Volviendo a Boston, por lo que me cuentan los panas de aquí, ellos tenían más o menos las mismas aptitudes académicas. Creo que la única diferencia es que ellos cargaban con un trauma televisivo aparte. El 28 de febrero de 1986 los maestros los pusieron a ver en vivo en las escuelas el despegue del transbordador Challenger. El viaje tenía connotaciones pedagógicas históricas porque en la nave había una maestra nacida en Boston, Christa McAuliffe, que iba a dictar unas clases desde el espacio; también había un físico, Ronald McNair, del Instituto de Tecnología de Massachusetts, que era saxofonista e iba a grabar Rendez-Vouz VI, una pieza del francés Jean Michel Jarre, la primera grabación en el espacio. Los chamos miraron atentamente cómo el transbordador se volvía pedazos mientras los familiares de los viajeros casi se rasgaban las ropas del desespero.

Luego en el mes de octubre, a Fenway Park se le llenaron todos los puestos de bostonianos que chillaban y aplaudían por esa maraca de equipo con que llegaron a la Serie Mundial. En el sexto juego, la serie regresó a Nueva York y a la mayoría de los chamos que ya albergaban al Challenger en su inconsciente colectivo, los dejaron quedarse despiertos hasta tarde. A los demás, los que se habían ido a dormir, los despertaron cuando ya los Red Sox iban a ganar; total, sólo faltaba un strike. Entonces fue que al malaventurado Bill Buckner, al primera base, se le fue la pelota entre las piernas. Los Mets anotaron, empataron, ganaron.

Octubre es probablemente el mes más chévere para estar en la ciudad. Porque el color de las hojas de los árboles cambia, y el frío se presenta y dice que están por acabarse los juegos de pelota al aire libre. Además, si los Medias Rojas han llegado a los Play Offs la gente los comenta hasta las náuseas. La gente reflexiona sobre la maldición de Babe Ruth (superstición) y sobre las estadísticas (racionalidad), dos cosas aparentemente incompatibles se mezclan con cantidades obscenas de cerveza. No quieren acordarse de 1986, sino empeñarse en que los que llevan las medias, aunque los cambien todos los años, son la ciudad y ahora sí van a ganar.

Filas proporcionadas:
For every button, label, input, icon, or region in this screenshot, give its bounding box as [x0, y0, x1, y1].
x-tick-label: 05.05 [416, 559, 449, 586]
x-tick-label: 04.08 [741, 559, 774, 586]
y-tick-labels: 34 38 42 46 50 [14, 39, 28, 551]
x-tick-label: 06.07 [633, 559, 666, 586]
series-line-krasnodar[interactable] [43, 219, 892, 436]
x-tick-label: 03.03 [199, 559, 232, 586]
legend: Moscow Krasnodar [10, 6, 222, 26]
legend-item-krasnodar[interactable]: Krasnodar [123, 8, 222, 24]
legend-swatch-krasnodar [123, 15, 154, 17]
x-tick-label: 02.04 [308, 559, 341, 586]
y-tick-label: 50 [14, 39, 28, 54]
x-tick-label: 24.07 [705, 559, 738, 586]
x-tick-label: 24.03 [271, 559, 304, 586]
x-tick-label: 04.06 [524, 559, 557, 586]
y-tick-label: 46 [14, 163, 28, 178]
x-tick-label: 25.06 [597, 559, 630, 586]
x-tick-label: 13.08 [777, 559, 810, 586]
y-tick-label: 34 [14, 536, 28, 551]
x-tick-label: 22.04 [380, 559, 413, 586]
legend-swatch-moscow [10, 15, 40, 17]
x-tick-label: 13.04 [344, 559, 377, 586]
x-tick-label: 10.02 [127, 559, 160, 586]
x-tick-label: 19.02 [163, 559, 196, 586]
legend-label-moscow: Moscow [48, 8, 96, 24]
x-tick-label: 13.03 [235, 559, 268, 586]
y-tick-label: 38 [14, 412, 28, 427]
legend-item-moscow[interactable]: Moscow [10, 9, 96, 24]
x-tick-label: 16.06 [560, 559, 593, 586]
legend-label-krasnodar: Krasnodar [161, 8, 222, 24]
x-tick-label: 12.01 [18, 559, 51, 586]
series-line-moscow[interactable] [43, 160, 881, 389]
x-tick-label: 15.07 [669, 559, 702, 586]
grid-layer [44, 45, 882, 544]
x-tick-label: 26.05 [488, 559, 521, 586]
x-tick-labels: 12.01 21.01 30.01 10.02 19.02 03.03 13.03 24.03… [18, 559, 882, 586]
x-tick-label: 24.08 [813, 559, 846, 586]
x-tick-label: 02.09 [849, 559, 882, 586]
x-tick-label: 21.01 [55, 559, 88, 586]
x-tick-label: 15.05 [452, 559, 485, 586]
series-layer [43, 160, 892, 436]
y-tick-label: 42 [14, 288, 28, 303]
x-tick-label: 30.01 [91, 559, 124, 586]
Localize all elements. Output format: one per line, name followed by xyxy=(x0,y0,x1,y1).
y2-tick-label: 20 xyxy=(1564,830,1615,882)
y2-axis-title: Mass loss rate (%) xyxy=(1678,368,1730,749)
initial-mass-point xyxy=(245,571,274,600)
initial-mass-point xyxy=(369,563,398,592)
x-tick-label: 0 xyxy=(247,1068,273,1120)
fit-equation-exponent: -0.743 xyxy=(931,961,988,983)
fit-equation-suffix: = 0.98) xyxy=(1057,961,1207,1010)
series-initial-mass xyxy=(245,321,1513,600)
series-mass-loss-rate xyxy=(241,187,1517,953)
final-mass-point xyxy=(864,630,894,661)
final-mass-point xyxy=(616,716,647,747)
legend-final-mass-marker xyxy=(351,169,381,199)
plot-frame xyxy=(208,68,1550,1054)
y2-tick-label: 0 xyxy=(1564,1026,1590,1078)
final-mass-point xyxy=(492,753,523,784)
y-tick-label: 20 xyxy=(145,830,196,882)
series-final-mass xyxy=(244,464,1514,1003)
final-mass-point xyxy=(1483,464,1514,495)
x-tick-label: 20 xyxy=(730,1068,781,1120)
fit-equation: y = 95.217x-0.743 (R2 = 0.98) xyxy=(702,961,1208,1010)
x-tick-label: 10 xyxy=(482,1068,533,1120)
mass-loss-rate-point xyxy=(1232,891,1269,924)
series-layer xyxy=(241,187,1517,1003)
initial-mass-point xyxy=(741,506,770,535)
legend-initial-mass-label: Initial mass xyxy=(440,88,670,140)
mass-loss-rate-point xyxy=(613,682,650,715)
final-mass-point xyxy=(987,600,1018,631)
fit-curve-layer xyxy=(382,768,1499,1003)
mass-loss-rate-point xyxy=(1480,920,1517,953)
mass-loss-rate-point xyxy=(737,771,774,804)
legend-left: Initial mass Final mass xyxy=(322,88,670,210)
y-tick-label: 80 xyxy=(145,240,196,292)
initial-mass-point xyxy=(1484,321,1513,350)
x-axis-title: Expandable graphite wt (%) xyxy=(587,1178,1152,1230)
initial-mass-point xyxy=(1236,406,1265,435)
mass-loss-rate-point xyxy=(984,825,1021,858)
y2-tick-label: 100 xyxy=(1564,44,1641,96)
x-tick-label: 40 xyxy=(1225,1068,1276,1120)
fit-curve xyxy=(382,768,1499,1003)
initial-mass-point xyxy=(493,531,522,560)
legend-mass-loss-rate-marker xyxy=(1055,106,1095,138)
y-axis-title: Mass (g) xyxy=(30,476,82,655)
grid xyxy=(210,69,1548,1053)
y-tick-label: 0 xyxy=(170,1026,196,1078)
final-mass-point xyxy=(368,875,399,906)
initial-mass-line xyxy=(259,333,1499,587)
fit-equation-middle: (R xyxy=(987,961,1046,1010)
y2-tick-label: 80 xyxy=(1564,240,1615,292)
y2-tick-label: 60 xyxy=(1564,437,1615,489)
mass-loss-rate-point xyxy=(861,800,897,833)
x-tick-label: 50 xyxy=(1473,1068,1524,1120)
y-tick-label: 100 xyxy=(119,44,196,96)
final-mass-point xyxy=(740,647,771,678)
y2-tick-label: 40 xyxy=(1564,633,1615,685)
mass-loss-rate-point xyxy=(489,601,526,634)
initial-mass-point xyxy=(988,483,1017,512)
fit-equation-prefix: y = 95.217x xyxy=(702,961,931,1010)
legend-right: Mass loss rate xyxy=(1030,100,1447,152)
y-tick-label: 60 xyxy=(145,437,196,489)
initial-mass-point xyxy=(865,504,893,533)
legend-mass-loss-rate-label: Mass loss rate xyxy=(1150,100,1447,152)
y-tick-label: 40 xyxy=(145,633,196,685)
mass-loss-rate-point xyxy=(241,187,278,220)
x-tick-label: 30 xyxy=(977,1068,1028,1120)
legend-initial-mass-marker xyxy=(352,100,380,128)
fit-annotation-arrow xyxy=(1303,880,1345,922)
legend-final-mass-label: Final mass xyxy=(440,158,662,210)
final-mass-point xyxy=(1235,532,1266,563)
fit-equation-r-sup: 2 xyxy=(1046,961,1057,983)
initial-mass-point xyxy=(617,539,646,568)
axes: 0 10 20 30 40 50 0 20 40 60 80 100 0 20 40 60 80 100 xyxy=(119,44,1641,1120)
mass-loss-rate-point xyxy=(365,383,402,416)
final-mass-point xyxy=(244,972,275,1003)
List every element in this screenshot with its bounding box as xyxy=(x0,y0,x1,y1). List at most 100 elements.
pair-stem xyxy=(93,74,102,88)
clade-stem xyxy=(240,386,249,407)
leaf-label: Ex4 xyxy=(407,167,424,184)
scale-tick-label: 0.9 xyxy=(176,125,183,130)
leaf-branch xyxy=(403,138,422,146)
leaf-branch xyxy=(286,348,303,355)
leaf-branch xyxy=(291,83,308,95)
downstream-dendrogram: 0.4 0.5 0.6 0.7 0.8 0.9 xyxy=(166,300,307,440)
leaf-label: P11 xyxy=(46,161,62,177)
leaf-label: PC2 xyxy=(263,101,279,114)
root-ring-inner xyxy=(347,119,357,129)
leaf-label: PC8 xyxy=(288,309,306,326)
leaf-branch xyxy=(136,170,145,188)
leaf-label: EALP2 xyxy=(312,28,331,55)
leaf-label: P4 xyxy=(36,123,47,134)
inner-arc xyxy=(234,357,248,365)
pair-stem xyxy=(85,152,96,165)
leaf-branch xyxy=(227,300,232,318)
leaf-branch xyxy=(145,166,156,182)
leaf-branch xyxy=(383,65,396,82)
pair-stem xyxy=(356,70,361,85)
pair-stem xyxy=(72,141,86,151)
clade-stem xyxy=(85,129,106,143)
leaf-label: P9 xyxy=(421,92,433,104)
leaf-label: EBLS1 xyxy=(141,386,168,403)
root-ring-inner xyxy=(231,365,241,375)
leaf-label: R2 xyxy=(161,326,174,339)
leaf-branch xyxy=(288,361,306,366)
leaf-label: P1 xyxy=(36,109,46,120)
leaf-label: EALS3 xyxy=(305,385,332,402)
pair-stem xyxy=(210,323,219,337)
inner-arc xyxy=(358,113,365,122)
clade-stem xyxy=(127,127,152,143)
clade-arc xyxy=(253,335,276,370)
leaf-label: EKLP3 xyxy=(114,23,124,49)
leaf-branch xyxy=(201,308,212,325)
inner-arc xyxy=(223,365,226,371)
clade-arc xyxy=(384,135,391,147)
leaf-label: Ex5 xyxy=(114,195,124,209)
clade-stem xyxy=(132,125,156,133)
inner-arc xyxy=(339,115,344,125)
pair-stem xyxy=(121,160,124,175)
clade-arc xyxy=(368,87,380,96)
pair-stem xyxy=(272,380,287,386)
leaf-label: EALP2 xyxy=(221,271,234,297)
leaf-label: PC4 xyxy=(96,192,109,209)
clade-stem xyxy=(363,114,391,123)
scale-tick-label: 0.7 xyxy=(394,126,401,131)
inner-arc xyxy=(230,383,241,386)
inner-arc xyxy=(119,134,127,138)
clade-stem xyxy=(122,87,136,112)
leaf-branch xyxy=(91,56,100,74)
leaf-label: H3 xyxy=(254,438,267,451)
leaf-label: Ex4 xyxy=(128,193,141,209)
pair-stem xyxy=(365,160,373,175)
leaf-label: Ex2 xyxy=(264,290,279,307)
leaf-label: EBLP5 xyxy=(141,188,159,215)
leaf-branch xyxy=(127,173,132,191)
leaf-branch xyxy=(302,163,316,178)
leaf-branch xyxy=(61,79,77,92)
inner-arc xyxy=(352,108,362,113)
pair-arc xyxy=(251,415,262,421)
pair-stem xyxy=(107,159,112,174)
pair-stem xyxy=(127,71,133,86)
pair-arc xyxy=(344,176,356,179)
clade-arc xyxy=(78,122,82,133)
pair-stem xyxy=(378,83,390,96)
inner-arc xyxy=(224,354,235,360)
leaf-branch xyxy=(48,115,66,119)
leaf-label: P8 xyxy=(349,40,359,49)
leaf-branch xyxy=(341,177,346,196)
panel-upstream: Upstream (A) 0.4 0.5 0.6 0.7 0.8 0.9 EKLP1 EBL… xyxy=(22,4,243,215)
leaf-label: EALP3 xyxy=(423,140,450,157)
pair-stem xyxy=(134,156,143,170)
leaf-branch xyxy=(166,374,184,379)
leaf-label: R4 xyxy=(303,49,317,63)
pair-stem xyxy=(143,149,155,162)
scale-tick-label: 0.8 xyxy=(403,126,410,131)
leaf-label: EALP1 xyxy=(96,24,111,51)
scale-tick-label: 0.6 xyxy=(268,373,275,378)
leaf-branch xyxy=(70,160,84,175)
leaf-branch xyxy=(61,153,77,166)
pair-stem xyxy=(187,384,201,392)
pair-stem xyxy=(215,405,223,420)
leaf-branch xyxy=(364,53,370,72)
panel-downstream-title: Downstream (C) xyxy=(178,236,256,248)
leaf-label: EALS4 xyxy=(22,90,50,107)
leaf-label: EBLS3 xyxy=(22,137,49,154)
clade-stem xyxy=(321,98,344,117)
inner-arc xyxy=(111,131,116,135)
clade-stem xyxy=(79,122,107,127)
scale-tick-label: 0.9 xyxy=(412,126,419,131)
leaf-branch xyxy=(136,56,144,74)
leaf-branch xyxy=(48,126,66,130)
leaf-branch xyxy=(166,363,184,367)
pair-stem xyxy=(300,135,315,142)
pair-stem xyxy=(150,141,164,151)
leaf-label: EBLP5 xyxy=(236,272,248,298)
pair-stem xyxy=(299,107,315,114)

Acciones a realizar:
A. Transcriba literalmente el fragmento del texto sobre Boston que va desde "Volviendo a Boston, por" hasta "ropas del desespero.".
B. Responda, con base en el texto sobre Boston, las siguientes preguntas:
(i) ¿En qué ciudad nació la maestra Christa McAuliffe?
(ii) ¿Qué jugador dejó pasar la pelota entre las piernas y en qué posición jugaba?
(iii) ¿Sobre qué dos cosas reflexiona la gente en octubre, según el texto?
C. Prosiga la redacción del texto sobre Boston a partir de su última oración.

Respuestas por tarea:
A.
Volviendo a Boston, por lo que me cuentan los panas de aquí, ellos tenían más o menos las mismas aptitudes académicas. Creo que la única diferencia es que ellos cargaban con un trauma televisivo aparte. El 28 de febrero de 1986 los maestros los pusieron a ver en vivo en las escuelas el despegue del transbordador Challenger. El viaje tenía connotaciones pedagógicas históricas porque en la nave había una maestra nacida en Boston, Christa McAuliffe, que iba a dictar unas clases desde el espacio; también había un físico, Ronald McNair, del Instituto de Tecnología de Massachusetts, que era saxofonista e iba a grabar Rendez-Vouz VI, una pieza del francés Jean Michel Jarre, la primera grabación en el espacio. Los chamos miraron atentamente cómo el transbordador se volvía pedazos mientras los familiares de los viajeros casi se rasgaban las ropas del desespero.

B.
(i) En Boston.
(ii) Bill Buckner, el primera base.
(iii) Sobre la maldición de Babe Ruth (superstición) y sobre las estadísticas (racionalidad).

C.
Panas, no sé si ya se dieron cuenta, pero ésta es sólo una nota de despecho porque este año los Medias Rojas jugaron burda de bien, y perdieron, en octubre, otra vez contra Nueva York. Y la gente volvió a llorar irremediablemente por las calles. Pero qué, al día siguiente ya todos andaban otra vez por ahí con las cachuchas con be mayúscula. Y en verdad, qué más queda sino regocijarse dentro del dolor, reírse de uno mismo y evocar aquel cuento de un tipo todo papeado que se apareció en el bar de la esquina de un barrio que no tenía nada que perder. El tipo se sentía prendido en candela y súmamente proclive a cometer un crimen pasional, aunque todavía no sabía contra quién.

—¡¿Dónde está el hijoputa Toñito que se acostó con mi mujer?!

La partida de borrachos que había en la esquina se le quedó mirando, sin responder, claro, para qué responderle a un fulano que se aparece de buenas a primeras en un bar donde sólo se está hablando de lo buenos que son los del equipo de béisbol de uno. Pero el tipo insistía, a gritos, mirando con cara de que ya iba a embestir.

—¡Sal para el medio desgraciado que te voy a partir en dos, Toñito!

Fue entonces que de entre la partida de borrachos se levantó un individuo. Más bien un flaco feo de bigotico, dio dos pasos al frente y encaró al ofensor con la serenidad de los que no les cuesta nada arriesgarlo todo en una lanzada. Puso la cerveza en la mesa a su derecha, levantó la misma mano hasta la altura de su cara y enseñando la palma, cerró el puño dejando solamente el dedo índice erguido. En un tono jesucrístico, y ante el asombro de todos, se escucharon sus palabras:

—Yo soy.

El que embestía le llevaba por lo menos cuarenta kilos, y con el primer gancho en el hígado lo tumbó al piso, después se le montó encima y lo empezó trompear a mansalva. Pero la reacción fue tan inesperada que la multitud no pudo menos que sentir grima ante lo que veía. El flaquito empezó a reírse a carcajadas, y mientras más le pegaba, más se reía. Después de ocho, el gorila se detuvo sintiendo estar siendo parte de un plan.

—¡¿De qué te ríes mazoquista, enfermo?!

—¡YonomellamoToñiitoYonomellamoToñiitoYonomellamoToñiito YonomellamoToñiitoYonomellamoToñiitoYonomellamoToñiito Yonomellamo Toñito!